<<<<

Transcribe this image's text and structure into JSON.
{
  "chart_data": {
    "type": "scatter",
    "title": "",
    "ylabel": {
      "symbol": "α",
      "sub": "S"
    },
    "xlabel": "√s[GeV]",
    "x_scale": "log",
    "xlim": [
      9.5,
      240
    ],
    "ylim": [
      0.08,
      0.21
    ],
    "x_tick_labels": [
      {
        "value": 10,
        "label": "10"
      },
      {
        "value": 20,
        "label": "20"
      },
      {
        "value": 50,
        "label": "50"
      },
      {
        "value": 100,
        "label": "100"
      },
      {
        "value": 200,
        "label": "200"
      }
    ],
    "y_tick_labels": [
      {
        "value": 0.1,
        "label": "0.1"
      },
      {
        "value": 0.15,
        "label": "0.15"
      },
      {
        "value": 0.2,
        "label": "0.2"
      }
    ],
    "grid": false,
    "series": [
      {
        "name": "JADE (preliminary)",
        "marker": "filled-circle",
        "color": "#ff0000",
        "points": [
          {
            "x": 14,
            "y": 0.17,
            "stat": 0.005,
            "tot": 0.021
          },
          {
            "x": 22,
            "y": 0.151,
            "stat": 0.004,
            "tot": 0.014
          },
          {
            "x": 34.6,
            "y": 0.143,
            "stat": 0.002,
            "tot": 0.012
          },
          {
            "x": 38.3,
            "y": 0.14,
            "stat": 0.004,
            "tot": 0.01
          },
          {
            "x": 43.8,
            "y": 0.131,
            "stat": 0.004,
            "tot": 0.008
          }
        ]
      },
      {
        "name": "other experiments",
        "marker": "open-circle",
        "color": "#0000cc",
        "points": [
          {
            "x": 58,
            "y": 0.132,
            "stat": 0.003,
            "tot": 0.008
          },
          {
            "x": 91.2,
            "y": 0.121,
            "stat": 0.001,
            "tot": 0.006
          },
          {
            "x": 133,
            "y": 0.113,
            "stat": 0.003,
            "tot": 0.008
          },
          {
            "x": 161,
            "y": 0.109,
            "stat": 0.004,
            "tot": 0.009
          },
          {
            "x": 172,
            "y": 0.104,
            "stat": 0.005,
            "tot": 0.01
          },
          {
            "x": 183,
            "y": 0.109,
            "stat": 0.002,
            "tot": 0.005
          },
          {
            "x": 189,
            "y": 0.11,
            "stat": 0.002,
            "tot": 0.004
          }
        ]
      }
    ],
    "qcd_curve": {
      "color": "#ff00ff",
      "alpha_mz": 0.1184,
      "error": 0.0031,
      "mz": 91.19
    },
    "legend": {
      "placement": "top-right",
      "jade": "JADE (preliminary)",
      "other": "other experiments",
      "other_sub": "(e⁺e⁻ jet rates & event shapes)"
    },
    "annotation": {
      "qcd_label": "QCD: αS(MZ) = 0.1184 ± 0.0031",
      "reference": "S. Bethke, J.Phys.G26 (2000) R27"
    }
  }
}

>>>>

Copy out the whole listing exactly.

### Solved exercise:
Transcribe this image's text and structure into JSON.
{
  "chart_data": {
    "type": "scatter",
    "title": "",
    "ylabel": {
      "symbol": "α",
      "sub": "S"
    },
    "xlabel": "√s[GeV]",
    "x_scale": "log",
    "xlim": [
      9.5,
      240
    ],
    "ylim": [
      0.08,
      0.21
    ],
    "x_tick_labels": [
      {
        "value": 10,
        "label": "10"
      },
      {
        "value": 20,
        "label": "20"
      },
      {
        "value": 50,
        "label": "50"
      },
      {
        "value": 100,
        "label": "100"
      },
      {
        "value": 200,
        "label": "200"
      }
    ],
    "y_tick_labels": [
      {
        "value": 0.1,
        "label": "0.1"
      },
      {
        "value": 0.15,
        "label": "0.15"
      },
      {
        "value": 0.2,
        "label": "0.2"
      }
    ],
    "grid": false,
    "series": [
      {
        "name": "JADE (preliminary)",
        "marker": "filled-circle",
        "color": "#ff0000",
        "points": [
          {
            "x": 14,
            "y": 0.17,
            "stat": 0.005,
            "tot": 0.021
          },
          {
            "x": 22,
            "y": 0.151,
            "stat": 0.004,
            "tot": 0.014
          },
          {
            "x": 34.6,
            "y": 0.143,
            "stat": 0.002,
            "tot": 0.012
          },
          {
            "x": 38.3,
            "y": 0.14,
            "stat": 0.004,
            "tot": 0.01
          },
          {
            "x": 43.8,
            "y": 0.131,
            "stat": 0.004,
            "tot": 0.008
          }
        ]
      },
      {
        "name": "other experiments",
        "marker": "open-circle",
        "color": "#0000cc",
        "points": [
          {
            "x": 58,
            "y": 0.132,
            "stat": 0.003,
            "tot": 0.008
          },
          {
            "x": 91.2,
            "y": 0.121,
            "stat": 0.001,
            "tot": 0.006
          },
          {
            "x": 133,
            "y": 0.113,
            "stat": 0.003,
            "tot": 0.008
          },
          {
            "x": 161,
            "y": 0.109,
            "stat": 0.004,
            "tot": 0.009
          },
          {
            "x": 172,
            "y": 0.104,
            "stat": 0.005,
            "tot": 0.01
          },
          {
            "x": 183,
            "y": 0.109,
            "stat": 0.002,
            "tot": 0.005
          },
          {
            "x": 189,
            "y": 0.11,
            "stat": 0.002,
            "tot": 0.004
          }
        ]
      }
    ],
    "qcd_curve": {
      "color": "#ff00ff",
      "alpha_mz": 0.1184,
      "error": 0.0031,
      "mz": 91.19
    },
    "legend": {
      "placement": "top-right",
      "jade": "JADE (preliminary)",
      "other": "other experiments",
      "other_sub": "(e⁺e⁻ jet rates & event shapes)"
    },
    "annotation": {
      "qcd_label": "QCD: αS(MZ) = 0.1184 ± 0.0031",
      "reference": "S. Bethke, J.Phys.G26 (2000) R27"
    }
  }
}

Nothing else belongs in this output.